━━━━━ Given information

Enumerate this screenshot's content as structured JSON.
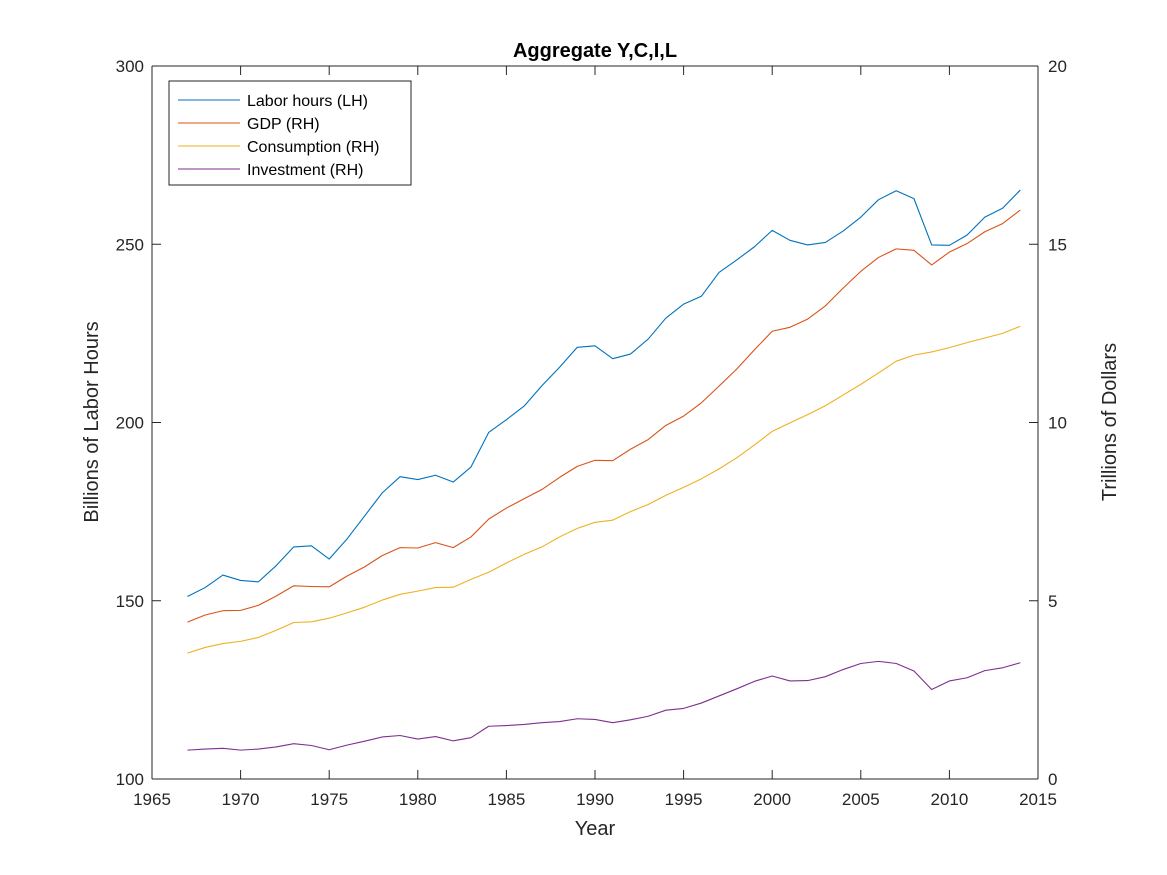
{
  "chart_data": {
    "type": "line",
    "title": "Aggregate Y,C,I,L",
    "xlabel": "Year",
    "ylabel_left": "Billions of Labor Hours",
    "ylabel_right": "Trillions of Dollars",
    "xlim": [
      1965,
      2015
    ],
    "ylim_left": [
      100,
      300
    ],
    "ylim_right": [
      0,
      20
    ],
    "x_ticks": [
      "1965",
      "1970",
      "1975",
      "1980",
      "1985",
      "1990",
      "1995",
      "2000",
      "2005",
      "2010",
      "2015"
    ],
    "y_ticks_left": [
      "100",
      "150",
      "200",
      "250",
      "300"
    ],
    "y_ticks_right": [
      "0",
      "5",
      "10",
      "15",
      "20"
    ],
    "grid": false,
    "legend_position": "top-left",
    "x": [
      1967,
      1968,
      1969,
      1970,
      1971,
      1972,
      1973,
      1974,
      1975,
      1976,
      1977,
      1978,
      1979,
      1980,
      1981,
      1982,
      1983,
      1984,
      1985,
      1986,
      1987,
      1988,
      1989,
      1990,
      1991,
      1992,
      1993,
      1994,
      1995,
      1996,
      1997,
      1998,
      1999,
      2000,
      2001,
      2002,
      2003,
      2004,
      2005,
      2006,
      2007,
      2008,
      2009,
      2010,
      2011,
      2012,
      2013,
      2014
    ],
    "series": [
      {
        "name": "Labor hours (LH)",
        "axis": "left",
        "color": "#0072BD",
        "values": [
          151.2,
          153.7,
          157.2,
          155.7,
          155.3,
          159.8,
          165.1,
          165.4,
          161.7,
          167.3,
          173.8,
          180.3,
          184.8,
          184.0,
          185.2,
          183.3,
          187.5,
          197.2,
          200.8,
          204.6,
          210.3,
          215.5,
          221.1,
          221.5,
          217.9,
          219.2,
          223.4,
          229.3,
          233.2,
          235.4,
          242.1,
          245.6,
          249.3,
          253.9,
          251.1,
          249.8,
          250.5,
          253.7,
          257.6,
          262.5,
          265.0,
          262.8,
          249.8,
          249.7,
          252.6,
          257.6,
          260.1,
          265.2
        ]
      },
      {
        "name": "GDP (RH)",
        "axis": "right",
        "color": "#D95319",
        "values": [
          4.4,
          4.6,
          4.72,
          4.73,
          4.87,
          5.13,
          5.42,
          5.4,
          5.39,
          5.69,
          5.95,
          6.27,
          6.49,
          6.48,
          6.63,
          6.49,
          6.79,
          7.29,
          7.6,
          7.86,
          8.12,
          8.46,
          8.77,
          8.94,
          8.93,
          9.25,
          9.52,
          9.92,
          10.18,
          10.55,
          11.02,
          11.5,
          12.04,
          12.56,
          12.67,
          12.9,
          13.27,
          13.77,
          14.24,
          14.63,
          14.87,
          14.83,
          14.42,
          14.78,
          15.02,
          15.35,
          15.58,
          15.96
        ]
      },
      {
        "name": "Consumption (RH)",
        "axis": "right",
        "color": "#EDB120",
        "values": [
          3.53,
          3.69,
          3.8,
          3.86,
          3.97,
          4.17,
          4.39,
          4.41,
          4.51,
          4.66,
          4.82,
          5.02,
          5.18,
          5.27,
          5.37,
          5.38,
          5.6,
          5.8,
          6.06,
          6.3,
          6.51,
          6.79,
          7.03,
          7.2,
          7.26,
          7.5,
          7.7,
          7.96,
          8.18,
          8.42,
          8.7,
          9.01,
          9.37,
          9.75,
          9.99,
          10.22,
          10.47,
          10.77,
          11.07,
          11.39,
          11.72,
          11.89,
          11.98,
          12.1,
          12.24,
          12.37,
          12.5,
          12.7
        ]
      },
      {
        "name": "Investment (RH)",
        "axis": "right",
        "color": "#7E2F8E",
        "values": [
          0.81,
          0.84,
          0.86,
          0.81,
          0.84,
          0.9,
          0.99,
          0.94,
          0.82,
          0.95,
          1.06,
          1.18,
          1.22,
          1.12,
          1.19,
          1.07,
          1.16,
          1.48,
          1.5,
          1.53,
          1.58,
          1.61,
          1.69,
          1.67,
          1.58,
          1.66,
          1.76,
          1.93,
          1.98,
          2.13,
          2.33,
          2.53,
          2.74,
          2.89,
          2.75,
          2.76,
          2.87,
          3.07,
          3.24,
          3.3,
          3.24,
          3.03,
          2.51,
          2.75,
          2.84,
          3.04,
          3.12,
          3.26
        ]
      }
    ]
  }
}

━━━━━━━━━━

* [Goal]:
Transcribe the whole listing, character for character, but not its images.

* [Reply]:
Enumerate this screenshot's content as structured JSON.
{
  "chart_data": {
    "type": "line",
    "title": "Aggregate Y,C,I,L",
    "xlabel": "Year",
    "ylabel_left": "Billions of Labor Hours",
    "ylabel_right": "Trillions of Dollars",
    "xlim": [
      1965,
      2015
    ],
    "ylim_left": [
      100,
      300
    ],
    "ylim_right": [
      0,
      20
    ],
    "x_ticks": [
      "1965",
      "1970",
      "1975",
      "1980",
      "1985",
      "1990",
      "1995",
      "2000",
      "2005",
      "2010",
      "2015"
    ],
    "y_ticks_left": [
      "100",
      "150",
      "200",
      "250",
      "300"
    ],
    "y_ticks_right": [
      "0",
      "5",
      "10",
      "15",
      "20"
    ],
    "grid": false,
    "legend_position": "top-left",
    "x": [
      1967,
      1968,
      1969,
      1970,
      1971,
      1972,
      1973,
      1974,
      1975,
      1976,
      1977,
      1978,
      1979,
      1980,
      1981,
      1982,
      1983,
      1984,
      1985,
      1986,
      1987,
      1988,
      1989,
      1990,
      1991,
      1992,
      1993,
      1994,
      1995,
      1996,
      1997,
      1998,
      1999,
      2000,
      2001,
      2002,
      2003,
      2004,
      2005,
      2006,
      2007,
      2008,
      2009,
      2010,
      2011,
      2012,
      2013,
      2014
    ],
    "series": [
      {
        "name": "Labor hours (LH)",
        "axis": "left",
        "color": "#0072BD",
        "values": [
          151.2,
          153.7,
          157.2,
          155.7,
          155.3,
          159.8,
          165.1,
          165.4,
          161.7,
          167.3,
          173.8,
          180.3,
          184.8,
          184.0,
          185.2,
          183.3,
          187.5,
          197.2,
          200.8,
          204.6,
          210.3,
          215.5,
          221.1,
          221.5,
          217.9,
          219.2,
          223.4,
          229.3,
          233.2,
          235.4,
          242.1,
          245.6,
          249.3,
          253.9,
          251.1,
          249.8,
          250.5,
          253.7,
          257.6,
          262.5,
          265.0,
          262.8,
          249.8,
          249.7,
          252.6,
          257.6,
          260.1,
          265.2
        ]
      },
      {
        "name": "GDP (RH)",
        "axis": "right",
        "color": "#D95319",
        "values": [
          4.4,
          4.6,
          4.72,
          4.73,
          4.87,
          5.13,
          5.42,
          5.4,
          5.39,
          5.69,
          5.95,
          6.27,
          6.49,
          6.48,
          6.63,
          6.49,
          6.79,
          7.29,
          7.6,
          7.86,
          8.12,
          8.46,
          8.77,
          8.94,
          8.93,
          9.25,
          9.52,
          9.92,
          10.18,
          10.55,
          11.02,
          11.5,
          12.04,
          12.56,
          12.67,
          12.9,
          13.27,
          13.77,
          14.24,
          14.63,
          14.87,
          14.83,
          14.42,
          14.78,
          15.02,
          15.35,
          15.58,
          15.96
        ]
      },
      {
        "name": "Consumption (RH)",
        "axis": "right",
        "color": "#EDB120",
        "values": [
          3.53,
          3.69,
          3.8,
          3.86,
          3.97,
          4.17,
          4.39,
          4.41,
          4.51,
          4.66,
          4.82,
          5.02,
          5.18,
          5.27,
          5.37,
          5.38,
          5.6,
          5.8,
          6.06,
          6.3,
          6.51,
          6.79,
          7.03,
          7.2,
          7.26,
          7.5,
          7.7,
          7.96,
          8.18,
          8.42,
          8.7,
          9.01,
          9.37,
          9.75,
          9.99,
          10.22,
          10.47,
          10.77,
          11.07,
          11.39,
          11.72,
          11.89,
          11.98,
          12.1,
          12.24,
          12.37,
          12.5,
          12.7
        ]
      },
      {
        "name": "Investment (RH)",
        "axis": "right",
        "color": "#7E2F8E",
        "values": [
          0.81,
          0.84,
          0.86,
          0.81,
          0.84,
          0.9,
          0.99,
          0.94,
          0.82,
          0.95,
          1.06,
          1.18,
          1.22,
          1.12,
          1.19,
          1.07,
          1.16,
          1.48,
          1.5,
          1.53,
          1.58,
          1.61,
          1.69,
          1.67,
          1.58,
          1.66,
          1.76,
          1.93,
          1.98,
          2.13,
          2.33,
          2.53,
          2.74,
          2.89,
          2.75,
          2.76,
          2.87,
          3.07,
          3.24,
          3.3,
          3.24,
          3.03,
          2.51,
          2.75,
          2.84,
          3.04,
          3.12,
          3.26
        ]
      }
    ]
  }
}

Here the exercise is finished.